Could you write out every record below exactly, leaving out any pictures?
— Begin Provided entries —
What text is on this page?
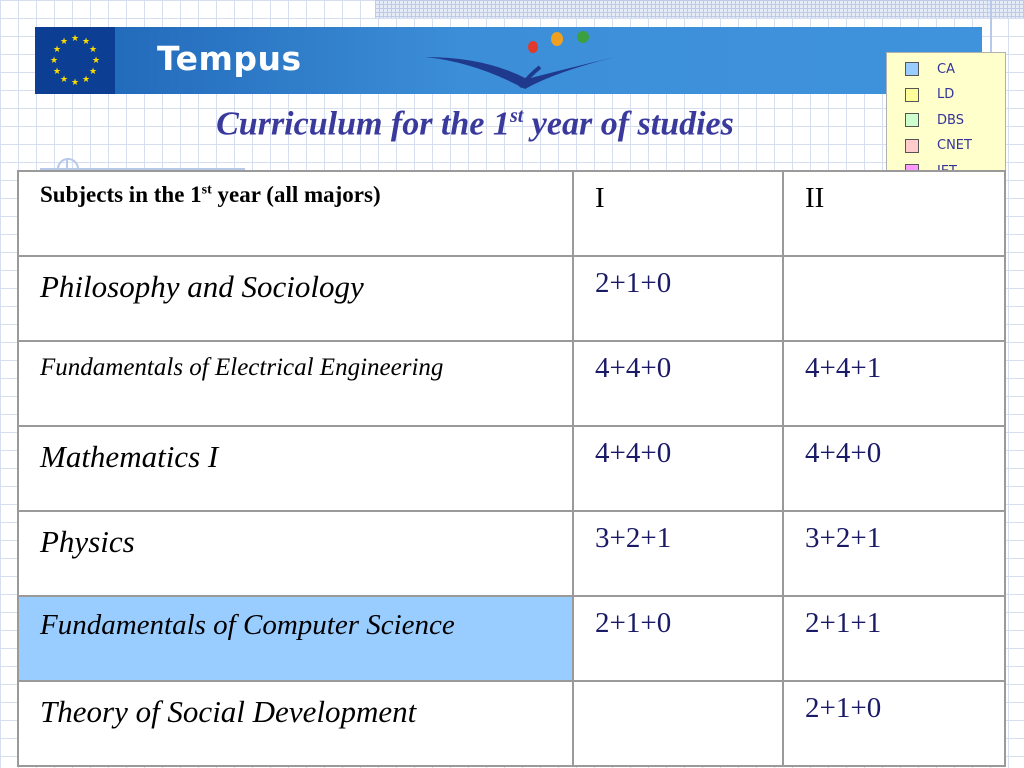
★ ★
★
★
★
★
★
★
★
★
★
★	Tempus	CA
LD
DBS
CNET
Curriculum for the 1st year of studies
Subjects in the 1st year (all majors)	I	II

Philosophy and Sociology	2+1+0	

Fundamentals of Electrical Engineering	4+4+0	4+4+1

Mathematics I	4+4+0	4+4+0

Physics	3+2+1	3+2+1

Fundamentals of Computer Science	2+1+0	2+1+1

Theory of Social Development		2+1+0
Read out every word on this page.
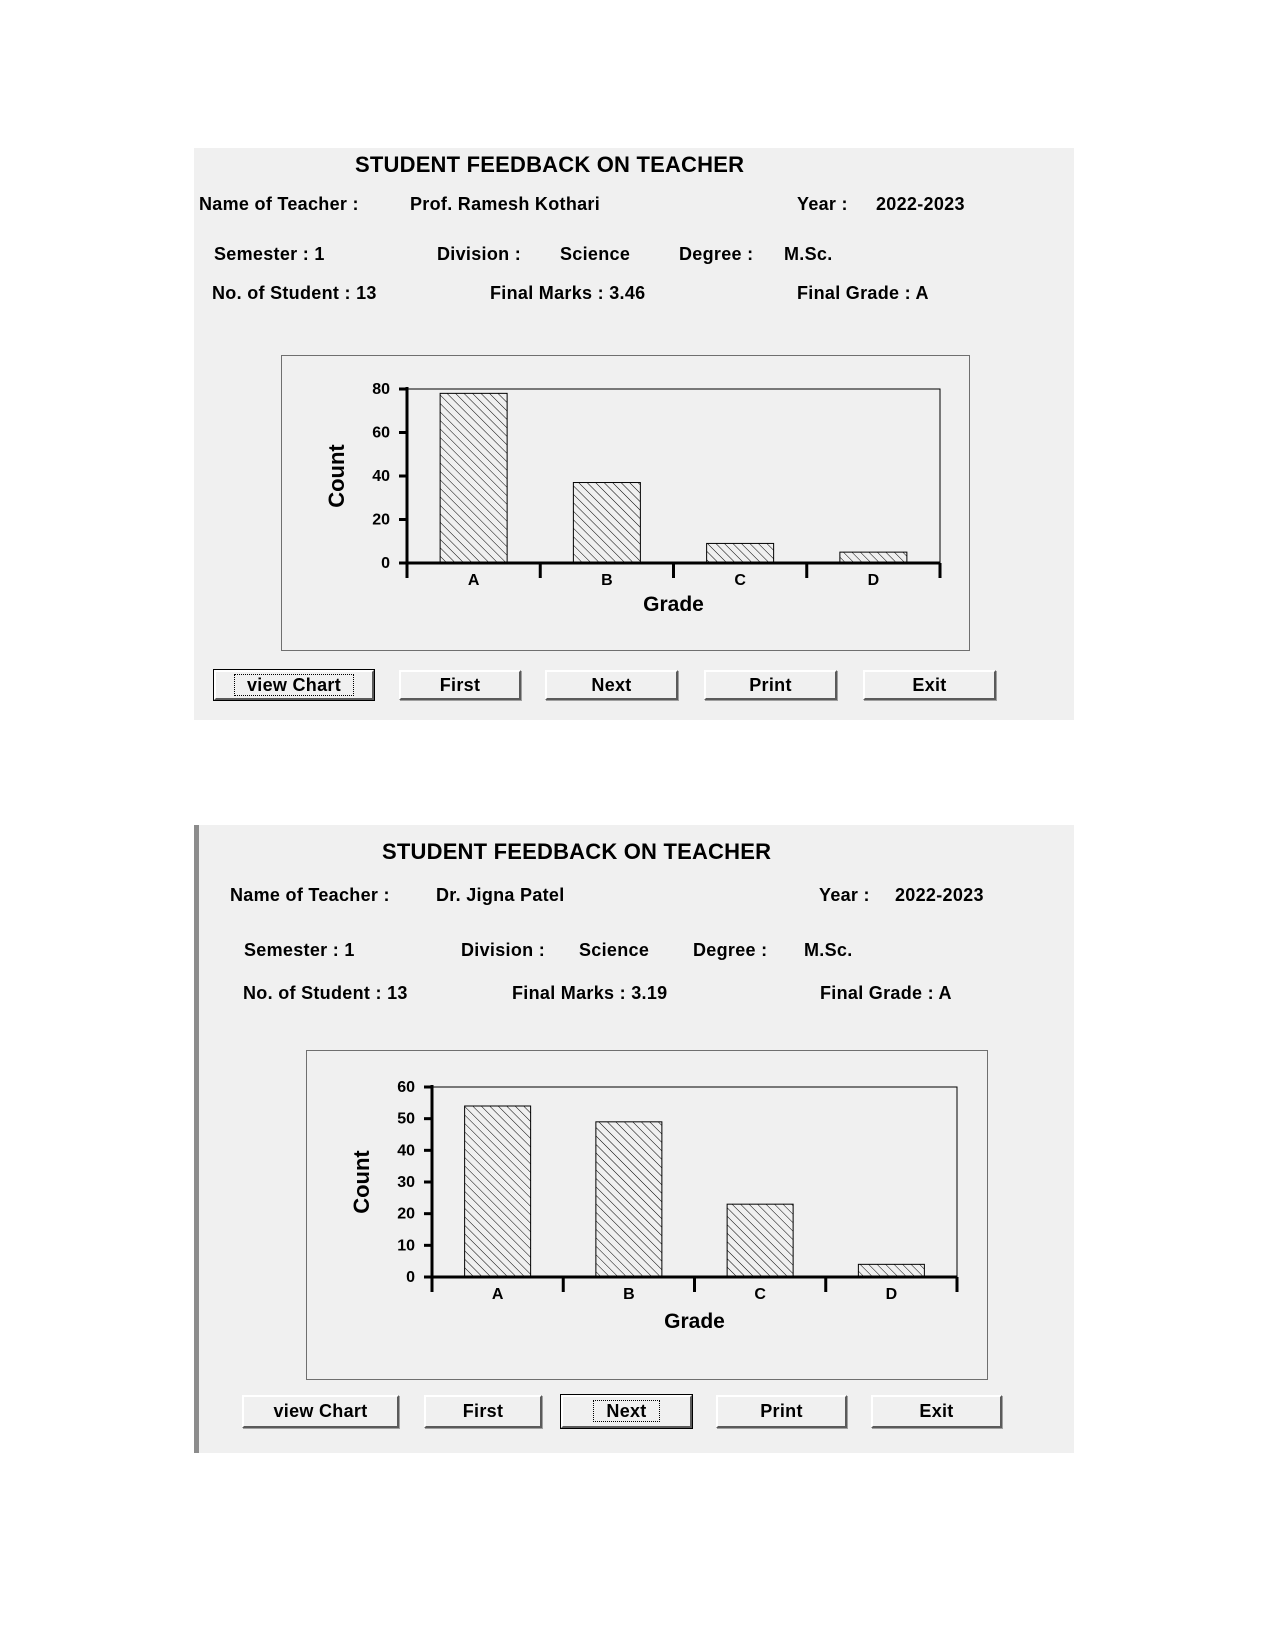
STUDENT FEEDBACK ON TEACHER
Name of Teacher :	Prof. Ramesh Kothari	Year : 2022-2023
Semester : 1	Division : Science	Degree : M.Sc.
No. of Student : 13	Final Marks : 3.46	Final Grade : A
A	B	C	D
0
20
40
60
80
Grade
Count
view Chart	First	Next	Print	Exit
STUDENT FEEDBACK ON TEACHER
Name of Teacher :	Dr. Jigna Patel	Year : 2022-2023
Semester : 1	Division : Science Degree : M.Sc.
No. of Student : 13	Final Marks : 3.19	Final Grade : A
A	B	C	D
0
10
20
30
40
50
60
Grade
Count
view Chart	First	Next	Print	Exit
— End Provided entries —
= Right answer =
What text is on this page?
★ ★
★
★
★
★
★
★
★
★
★
★	Tempus	CA
LD
DBS
CNET
Curriculum for the 1st year of studies
Subjects in the 1st year (all majors)	I	II

Philosophy and Sociology	2+1+0	

Fundamentals of Electrical Engineering	4+4+0	4+4+1

Mathematics I	4+4+0	4+4+0

Physics	3+2+1	3+2+1

Fundamentals of Computer Science	2+1+0	2+1+1

Theory of Social Development		2+1+0
Read out every word on this page.
STUDENT FEEDBACK ON TEACHER
Name of Teacher :	Prof. Ramesh Kothari	Year : 2022-2023
Semester : 1	Division : Science	Degree : M.Sc.
No. of Student : 13	Final Marks : 3.46	Final Grade : A
A	B	C	D
0
20
40
60
80
Grade
Count
view Chart	First	Next	Print	Exit
STUDENT FEEDBACK ON TEACHER
Name of Teacher :	Dr. Jigna Patel	Year : 2022-2023
Semester : 1	Division : Science Degree : M.Sc.
No. of Student : 13	Final Marks : 3.19	Final Grade : A
A	B	C	D
0
10
20
30
40
50
60
Grade
Count
view Chart	First	Next	Print	Exit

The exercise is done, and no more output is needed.